§ **Work required**
Pull every line with the word "highlight" out of the entries below.

— start of Stored data —

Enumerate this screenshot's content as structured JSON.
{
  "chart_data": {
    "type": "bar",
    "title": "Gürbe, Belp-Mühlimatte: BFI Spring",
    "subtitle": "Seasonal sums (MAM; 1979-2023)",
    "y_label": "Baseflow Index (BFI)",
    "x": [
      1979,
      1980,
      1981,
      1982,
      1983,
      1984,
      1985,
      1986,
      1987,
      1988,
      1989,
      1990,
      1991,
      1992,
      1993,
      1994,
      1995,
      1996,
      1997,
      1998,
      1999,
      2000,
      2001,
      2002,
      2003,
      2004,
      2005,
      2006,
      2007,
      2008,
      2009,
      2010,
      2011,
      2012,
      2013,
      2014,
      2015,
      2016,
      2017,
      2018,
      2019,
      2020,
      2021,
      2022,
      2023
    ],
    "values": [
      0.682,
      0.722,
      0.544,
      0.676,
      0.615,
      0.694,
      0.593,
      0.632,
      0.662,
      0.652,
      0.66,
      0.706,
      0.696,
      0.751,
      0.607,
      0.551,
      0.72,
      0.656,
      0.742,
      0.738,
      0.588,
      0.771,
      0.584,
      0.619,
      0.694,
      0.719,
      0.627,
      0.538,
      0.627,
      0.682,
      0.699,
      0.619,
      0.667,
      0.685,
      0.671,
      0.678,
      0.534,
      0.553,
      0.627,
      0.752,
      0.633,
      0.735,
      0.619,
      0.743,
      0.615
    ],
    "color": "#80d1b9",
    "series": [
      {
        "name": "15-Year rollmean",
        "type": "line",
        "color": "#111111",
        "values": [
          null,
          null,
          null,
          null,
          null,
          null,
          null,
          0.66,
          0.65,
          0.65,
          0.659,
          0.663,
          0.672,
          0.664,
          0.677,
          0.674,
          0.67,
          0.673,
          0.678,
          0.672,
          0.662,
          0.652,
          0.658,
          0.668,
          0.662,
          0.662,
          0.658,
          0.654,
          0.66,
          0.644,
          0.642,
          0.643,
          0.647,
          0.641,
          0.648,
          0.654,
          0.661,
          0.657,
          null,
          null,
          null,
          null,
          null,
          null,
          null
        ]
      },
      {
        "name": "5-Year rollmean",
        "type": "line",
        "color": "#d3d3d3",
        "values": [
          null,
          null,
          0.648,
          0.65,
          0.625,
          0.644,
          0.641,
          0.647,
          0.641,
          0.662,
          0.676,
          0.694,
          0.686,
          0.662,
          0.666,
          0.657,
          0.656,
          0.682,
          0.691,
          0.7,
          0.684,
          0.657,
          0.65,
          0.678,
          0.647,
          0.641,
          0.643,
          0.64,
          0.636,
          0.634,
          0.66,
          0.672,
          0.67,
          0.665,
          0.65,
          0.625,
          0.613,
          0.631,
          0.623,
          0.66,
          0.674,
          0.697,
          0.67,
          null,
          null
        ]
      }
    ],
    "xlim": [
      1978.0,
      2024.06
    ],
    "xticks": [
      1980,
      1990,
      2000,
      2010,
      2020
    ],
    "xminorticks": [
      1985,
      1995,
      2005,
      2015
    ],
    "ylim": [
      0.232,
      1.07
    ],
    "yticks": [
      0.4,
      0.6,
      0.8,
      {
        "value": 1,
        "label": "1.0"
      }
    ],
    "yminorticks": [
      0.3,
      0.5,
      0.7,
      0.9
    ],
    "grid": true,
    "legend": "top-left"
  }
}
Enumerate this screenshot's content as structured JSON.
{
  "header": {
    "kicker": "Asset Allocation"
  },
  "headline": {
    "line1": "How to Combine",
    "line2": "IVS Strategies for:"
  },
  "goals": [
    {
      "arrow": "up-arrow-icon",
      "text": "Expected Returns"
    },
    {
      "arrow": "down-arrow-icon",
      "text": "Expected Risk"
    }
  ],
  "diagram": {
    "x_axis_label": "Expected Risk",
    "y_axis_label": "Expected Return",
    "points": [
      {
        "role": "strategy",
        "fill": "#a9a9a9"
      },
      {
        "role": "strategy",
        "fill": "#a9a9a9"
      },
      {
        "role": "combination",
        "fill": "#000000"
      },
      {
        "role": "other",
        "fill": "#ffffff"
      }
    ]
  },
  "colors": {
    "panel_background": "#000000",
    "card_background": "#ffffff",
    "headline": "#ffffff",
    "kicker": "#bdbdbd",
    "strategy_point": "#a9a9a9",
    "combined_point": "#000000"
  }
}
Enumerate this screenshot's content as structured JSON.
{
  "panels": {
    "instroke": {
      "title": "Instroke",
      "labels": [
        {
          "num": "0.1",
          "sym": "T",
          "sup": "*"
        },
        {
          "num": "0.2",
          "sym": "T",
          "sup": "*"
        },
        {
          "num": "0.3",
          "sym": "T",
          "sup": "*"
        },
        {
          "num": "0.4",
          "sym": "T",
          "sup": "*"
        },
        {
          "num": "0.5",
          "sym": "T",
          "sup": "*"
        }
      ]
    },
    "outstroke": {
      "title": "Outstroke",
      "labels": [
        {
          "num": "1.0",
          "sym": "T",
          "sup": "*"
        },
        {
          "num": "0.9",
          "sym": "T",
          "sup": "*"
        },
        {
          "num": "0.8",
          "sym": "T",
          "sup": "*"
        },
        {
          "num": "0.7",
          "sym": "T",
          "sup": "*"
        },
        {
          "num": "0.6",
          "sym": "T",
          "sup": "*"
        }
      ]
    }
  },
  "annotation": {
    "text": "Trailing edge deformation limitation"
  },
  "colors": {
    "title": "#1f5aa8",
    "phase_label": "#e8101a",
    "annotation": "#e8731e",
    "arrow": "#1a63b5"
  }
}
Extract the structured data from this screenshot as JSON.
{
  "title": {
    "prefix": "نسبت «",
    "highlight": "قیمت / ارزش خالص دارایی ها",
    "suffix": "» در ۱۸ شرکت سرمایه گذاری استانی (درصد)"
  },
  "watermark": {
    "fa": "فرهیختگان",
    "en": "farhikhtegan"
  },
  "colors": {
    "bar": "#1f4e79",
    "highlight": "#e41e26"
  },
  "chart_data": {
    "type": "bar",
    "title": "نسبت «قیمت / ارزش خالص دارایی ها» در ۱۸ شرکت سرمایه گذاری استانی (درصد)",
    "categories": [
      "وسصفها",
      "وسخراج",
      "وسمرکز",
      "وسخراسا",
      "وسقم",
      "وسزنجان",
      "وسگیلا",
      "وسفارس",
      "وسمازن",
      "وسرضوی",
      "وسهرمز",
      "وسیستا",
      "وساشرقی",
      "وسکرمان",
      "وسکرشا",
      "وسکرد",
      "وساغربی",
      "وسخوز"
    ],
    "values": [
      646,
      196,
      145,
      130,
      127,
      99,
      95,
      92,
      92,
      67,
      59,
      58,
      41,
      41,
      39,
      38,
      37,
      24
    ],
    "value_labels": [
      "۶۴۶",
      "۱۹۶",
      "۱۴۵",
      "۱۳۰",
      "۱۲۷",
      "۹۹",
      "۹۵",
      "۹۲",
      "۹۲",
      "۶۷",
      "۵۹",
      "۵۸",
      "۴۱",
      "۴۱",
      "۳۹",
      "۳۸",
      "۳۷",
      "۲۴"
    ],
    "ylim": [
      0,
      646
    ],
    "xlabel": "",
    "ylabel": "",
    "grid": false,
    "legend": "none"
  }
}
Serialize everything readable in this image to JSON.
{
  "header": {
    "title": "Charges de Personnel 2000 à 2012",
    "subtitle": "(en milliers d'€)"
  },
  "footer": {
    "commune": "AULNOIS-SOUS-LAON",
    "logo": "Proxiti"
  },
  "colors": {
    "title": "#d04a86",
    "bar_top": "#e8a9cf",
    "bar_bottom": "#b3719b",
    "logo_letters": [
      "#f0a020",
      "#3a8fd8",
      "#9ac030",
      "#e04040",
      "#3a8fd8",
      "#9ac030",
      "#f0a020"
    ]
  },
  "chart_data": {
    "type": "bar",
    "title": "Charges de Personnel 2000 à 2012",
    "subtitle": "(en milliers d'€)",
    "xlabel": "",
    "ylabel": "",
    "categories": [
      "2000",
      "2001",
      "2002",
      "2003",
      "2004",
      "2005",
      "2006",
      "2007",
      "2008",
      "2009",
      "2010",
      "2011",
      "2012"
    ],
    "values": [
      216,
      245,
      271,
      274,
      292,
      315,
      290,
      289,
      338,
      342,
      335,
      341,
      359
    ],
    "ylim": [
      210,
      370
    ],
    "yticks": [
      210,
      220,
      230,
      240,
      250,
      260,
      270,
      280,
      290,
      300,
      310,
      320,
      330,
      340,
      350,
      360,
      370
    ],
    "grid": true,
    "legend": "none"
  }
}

— end of Stored data —

§ **Full output**
    "highlight": "قیمت / ارزش خالص دارایی ها",
    "highlight": "#e41e26"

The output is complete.